:: Task to carry out ::
Keep the images out and copy every entry below exactly.

══ Provided information

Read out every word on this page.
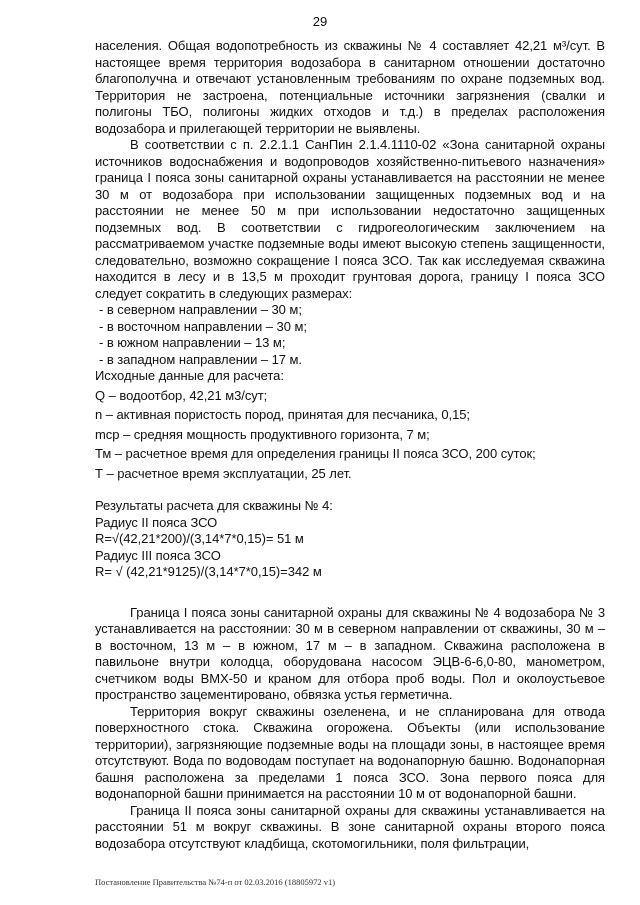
29

населения. Общая водопотребность из скважины № 4 составляет 42,21 м³/сут. В настоящее время территория водозабора в санитарном отношении достаточно благополучна и отвечают установленным требованиям по охране подземных вод. Территория не застроена, потенциальные источники загрязнения (свалки и полигоны ТБО, полигоны жидких отходов и т.д.) в пределах расположения водозабора и прилегающей территории не выявлены.

В соответствии с п. 2.2.1.1 СанПин 2.1.4.1110-02 «Зона санитарной охраны источников водоснабжения и водопроводов хозяйственно-питьевого назначения» граница I пояса зоны санитарной охраны устанавливается на расстоянии не менее 30 м от водозабора при использовании защищенных подземных вод и на расстоянии не менее 50 м при использовании недостаточно защищенных подземных вод. В соответствии с гидрогеологическим заключением на рассматриваемом участке подземные воды имеют высокую степень защищенности, следовательно, возможно сокращение I пояса ЗСО. Так как исследуемая скважина находится в лесу и в 13,5 м проходит грунтовая дорога, границу I пояса ЗСО следует сократить в следующих размерах:

- в северном направлении – 30 м;

- в восточном направлении – 30 м;

- в южном направлении – 13 м;

- в западном направлении – 17 м.

Исходные данные для расчета:

Q – водоотбор, 42,21 м3/сут;

n – активная пористость пород, принятая для песчаника, 0,15;

mср – средняя мощность продуктивного горизонта, 7 м;

Тм – расчетное время для определения границы II пояса ЗСО, 200 суток;

Т – расчетное время эксплуатации, 25 лет.

Результаты расчета для скважины № 4:

Радиус II пояса ЗСО

R=√(42,21*200)/(3,14*7*0,15)= 51 м

Радиус III пояса ЗСО

R= √ (42,21*9125)/(3,14*7*0,15)=342 м

Граница I пояса зоны санитарной охраны для скважины № 4 водозабора № 3 устанавливается на расстоянии: 30 м в северном направлении от скважины, 30 м – в восточном, 13 м – в южном, 17 м – в западном. Скважина расположена в павильоне внутри колодца, оборудована насосом ЭЦВ-6-6,0-80, манометром, счетчиком воды ВМХ-50 и краном для отбора проб воды. Пол и околоустьевое пространство зацементировано, обвязка устья герметична.

Территория вокруг скважины озеленена, и не спланирована для отвода поверхностного стока. Скважина огорожена. Объекты (или использование территории), загрязняющие подземные воды на площади зоны, в настоящее время отсутствуют. Вода по водоводам поступает на водонапорную башню. Водонапорная башня расположена за пределами 1 пояса ЗСО. Зона первого пояса для водонапорной башни принимается на расстоянии 10 м от водонапорной башни.

Граница II пояса зоны санитарной охраны для скважины устанавливается на расстоянии 51 м вокруг скважины. В зоне санитарной охраны второго пояса водозабора отсутствуют кладбища, скотомогильники, поля фильтрации,

Постановление Правительства №74-п от 02.03.2016 (18805972 v1)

════

:: Written response ::
Read out every word on this page.
29

населения. Общая водопотребность из скважины № 4 составляет 42,21 м³/сут. В настоящее время территория водозабора в санитарном отношении достаточно благополучна и отвечают установленным требованиям по охране подземных вод. Территория не застроена, потенциальные источники загрязнения (свалки и полигоны ТБО, полигоны жидких отходов и т.д.) в пределах расположения водозабора и прилегающей территории не выявлены.

В соответствии с п. 2.2.1.1 СанПин 2.1.4.1110-02 «Зона санитарной охраны источников водоснабжения и водопроводов хозяйственно-питьевого назначения» граница I пояса зоны санитарной охраны устанавливается на расстоянии не менее 30 м от водозабора при использовании защищенных подземных вод и на расстоянии не менее 50 м при использовании недостаточно защищенных подземных вод. В соответствии с гидрогеологическим заключением на рассматриваемом участке подземные воды имеют высокую степень защищенности, следовательно, возможно сокращение I пояса ЗСО. Так как исследуемая скважина находится в лесу и в 13,5 м проходит грунтовая дорога, границу I пояса ЗСО следует сократить в следующих размерах:

- в северном направлении – 30 м;

- в восточном направлении – 30 м;

- в южном направлении – 13 м;

- в западном направлении – 17 м.

Исходные данные для расчета:

Q – водоотбор, 42,21 м3/сут;

n – активная пористость пород, принятая для песчаника, 0,15;

mср – средняя мощность продуктивного горизонта, 7 м;

Тм – расчетное время для определения границы II пояса ЗСО, 200 суток;

Т – расчетное время эксплуатации, 25 лет.

Результаты расчета для скважины № 4:

Радиус II пояса ЗСО

R=√(42,21*200)/(3,14*7*0,15)= 51 м

Радиус III пояса ЗСО

R= √ (42,21*9125)/(3,14*7*0,15)=342 м

Граница I пояса зоны санитарной охраны для скважины № 4 водозабора № 3 устанавливается на расстоянии: 30 м в северном направлении от скважины, 30 м – в восточном, 13 м – в южном, 17 м – в западном. Скважина расположена в павильоне внутри колодца, оборудована насосом ЭЦВ-6-6,0-80, манометром, счетчиком воды ВМХ-50 и краном для отбора проб воды. Пол и околоустьевое пространство зацементировано, обвязка устья герметична.

Территория вокруг скважины озеленена, и не спланирована для отвода поверхностного стока. Скважина огорожена. Объекты (или использование территории), загрязняющие подземные воды на площади зоны, в настоящее время отсутствуют. Вода по водоводам поступает на водонапорную башню. Водонапорная башня расположена за пределами 1 пояса ЗСО. Зона первого пояса для водонапорной башни принимается на расстоянии 10 м от водонапорной башни.

Граница II пояса зоны санитарной охраны для скважины устанавливается на расстоянии 51 м вокруг скважины. В зоне санитарной охраны второго пояса водозабора отсутствуют кладбища, скотомогильники, поля фильтрации,

Постановление Правительства №74-п от 02.03.2016 (18805972 v1)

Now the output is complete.